[START]
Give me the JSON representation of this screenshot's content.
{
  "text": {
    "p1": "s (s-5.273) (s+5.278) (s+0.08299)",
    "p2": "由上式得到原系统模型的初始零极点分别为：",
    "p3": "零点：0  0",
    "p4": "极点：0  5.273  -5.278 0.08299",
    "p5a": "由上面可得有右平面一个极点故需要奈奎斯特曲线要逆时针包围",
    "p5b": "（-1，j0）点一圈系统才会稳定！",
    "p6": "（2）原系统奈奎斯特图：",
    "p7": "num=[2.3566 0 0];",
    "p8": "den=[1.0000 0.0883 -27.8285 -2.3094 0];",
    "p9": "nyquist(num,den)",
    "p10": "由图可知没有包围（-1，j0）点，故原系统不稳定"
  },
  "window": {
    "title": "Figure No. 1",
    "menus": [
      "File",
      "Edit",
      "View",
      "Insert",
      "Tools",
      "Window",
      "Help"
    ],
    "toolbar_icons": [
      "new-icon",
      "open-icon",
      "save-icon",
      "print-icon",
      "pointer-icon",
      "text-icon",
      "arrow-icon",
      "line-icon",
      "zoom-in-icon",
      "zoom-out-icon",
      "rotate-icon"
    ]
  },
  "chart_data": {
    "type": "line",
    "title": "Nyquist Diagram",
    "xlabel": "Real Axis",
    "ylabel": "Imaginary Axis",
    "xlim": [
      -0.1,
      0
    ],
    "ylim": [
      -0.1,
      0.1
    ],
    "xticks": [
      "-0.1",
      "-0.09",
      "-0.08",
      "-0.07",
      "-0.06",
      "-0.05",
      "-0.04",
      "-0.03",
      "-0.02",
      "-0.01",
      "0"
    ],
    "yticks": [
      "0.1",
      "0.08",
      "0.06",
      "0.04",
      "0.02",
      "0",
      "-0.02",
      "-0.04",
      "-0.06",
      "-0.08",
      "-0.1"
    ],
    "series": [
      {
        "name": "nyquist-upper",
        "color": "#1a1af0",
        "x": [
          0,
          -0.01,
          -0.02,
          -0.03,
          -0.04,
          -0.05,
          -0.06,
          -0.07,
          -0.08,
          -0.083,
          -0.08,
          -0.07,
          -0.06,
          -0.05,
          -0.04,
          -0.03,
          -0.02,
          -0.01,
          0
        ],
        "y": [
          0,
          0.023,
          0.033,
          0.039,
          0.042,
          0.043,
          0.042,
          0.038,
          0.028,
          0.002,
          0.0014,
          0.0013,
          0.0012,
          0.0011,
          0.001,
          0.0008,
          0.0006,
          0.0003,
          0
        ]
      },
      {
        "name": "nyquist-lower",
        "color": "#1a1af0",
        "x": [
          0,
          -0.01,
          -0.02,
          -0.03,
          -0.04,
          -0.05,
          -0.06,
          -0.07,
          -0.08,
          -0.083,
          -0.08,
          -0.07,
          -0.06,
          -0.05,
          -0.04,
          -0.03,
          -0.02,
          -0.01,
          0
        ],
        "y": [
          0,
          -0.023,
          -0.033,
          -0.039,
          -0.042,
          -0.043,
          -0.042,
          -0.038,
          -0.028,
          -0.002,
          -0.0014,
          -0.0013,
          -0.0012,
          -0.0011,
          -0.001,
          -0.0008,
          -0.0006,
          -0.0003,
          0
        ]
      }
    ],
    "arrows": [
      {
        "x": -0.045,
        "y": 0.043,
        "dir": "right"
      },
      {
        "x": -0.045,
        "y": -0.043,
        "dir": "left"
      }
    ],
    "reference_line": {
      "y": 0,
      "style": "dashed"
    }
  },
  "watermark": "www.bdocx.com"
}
[END]
» **EXERCISE**: Your task is to repeat each line of the material exactly.

» **ANSWER TO THE EXERCISE**:
Give me the JSON representation of this screenshot's content.
{
  "text": {
    "p1": "s (s-5.273) (s+5.278) (s+0.08299)",
    "p2": "由上式得到原系统模型的初始零极点分别为：",
    "p3": "零点：0  0",
    "p4": "极点：0  5.273  -5.278 0.08299",
    "p5a": "由上面可得有右平面一个极点故需要奈奎斯特曲线要逆时针包围",
    "p5b": "（-1，j0）点一圈系统才会稳定！",
    "p6": "（2）原系统奈奎斯特图：",
    "p7": "num=[2.3566 0 0];",
    "p8": "den=[1.0000 0.0883 -27.8285 -2.3094 0];",
    "p9": "nyquist(num,den)",
    "p10": "由图可知没有包围（-1，j0）点，故原系统不稳定"
  },
  "window": {
    "title": "Figure No. 1",
    "menus": [
      "File",
      "Edit",
      "View",
      "Insert",
      "Tools",
      "Window",
      "Help"
    ],
    "toolbar_icons": [
      "new-icon",
      "open-icon",
      "save-icon",
      "print-icon",
      "pointer-icon",
      "text-icon",
      "arrow-icon",
      "line-icon",
      "zoom-in-icon",
      "zoom-out-icon",
      "rotate-icon"
    ]
  },
  "chart_data": {
    "type": "line",
    "title": "Nyquist Diagram",
    "xlabel": "Real Axis",
    "ylabel": "Imaginary Axis",
    "xlim": [
      -0.1,
      0
    ],
    "ylim": [
      -0.1,
      0.1
    ],
    "xticks": [
      "-0.1",
      "-0.09",
      "-0.08",
      "-0.07",
      "-0.06",
      "-0.05",
      "-0.04",
      "-0.03",
      "-0.02",
      "-0.01",
      "0"
    ],
    "yticks": [
      "0.1",
      "0.08",
      "0.06",
      "0.04",
      "0.02",
      "0",
      "-0.02",
      "-0.04",
      "-0.06",
      "-0.08",
      "-0.1"
    ],
    "series": [
      {
        "name": "nyquist-upper",
        "color": "#1a1af0",
        "x": [
          0,
          -0.01,
          -0.02,
          -0.03,
          -0.04,
          -0.05,
          -0.06,
          -0.07,
          -0.08,
          -0.083,
          -0.08,
          -0.07,
          -0.06,
          -0.05,
          -0.04,
          -0.03,
          -0.02,
          -0.01,
          0
        ],
        "y": [
          0,
          0.023,
          0.033,
          0.039,
          0.042,
          0.043,
          0.042,
          0.038,
          0.028,
          0.002,
          0.0014,
          0.0013,
          0.0012,
          0.0011,
          0.001,
          0.0008,
          0.0006,
          0.0003,
          0
        ]
      },
      {
        "name": "nyquist-lower",
        "color": "#1a1af0",
        "x": [
          0,
          -0.01,
          -0.02,
          -0.03,
          -0.04,
          -0.05,
          -0.06,
          -0.07,
          -0.08,
          -0.083,
          -0.08,
          -0.07,
          -0.06,
          -0.05,
          -0.04,
          -0.03,
          -0.02,
          -0.01,
          0
        ],
        "y": [
          0,
          -0.023,
          -0.033,
          -0.039,
          -0.042,
          -0.043,
          -0.042,
          -0.038,
          -0.028,
          -0.002,
          -0.0014,
          -0.0013,
          -0.0012,
          -0.0011,
          -0.001,
          -0.0008,
          -0.0006,
          -0.0003,
          0
        ]
      }
    ],
    "arrows": [
      {
        "x": -0.045,
        "y": 0.043,
        "dir": "right"
      },
      {
        "x": -0.045,
        "y": -0.043,
        "dir": "left"
      }
    ],
    "reference_line": {
      "y": 0,
      "style": "dashed"
    }
  },
  "watermark": "www.bdocx.com"
}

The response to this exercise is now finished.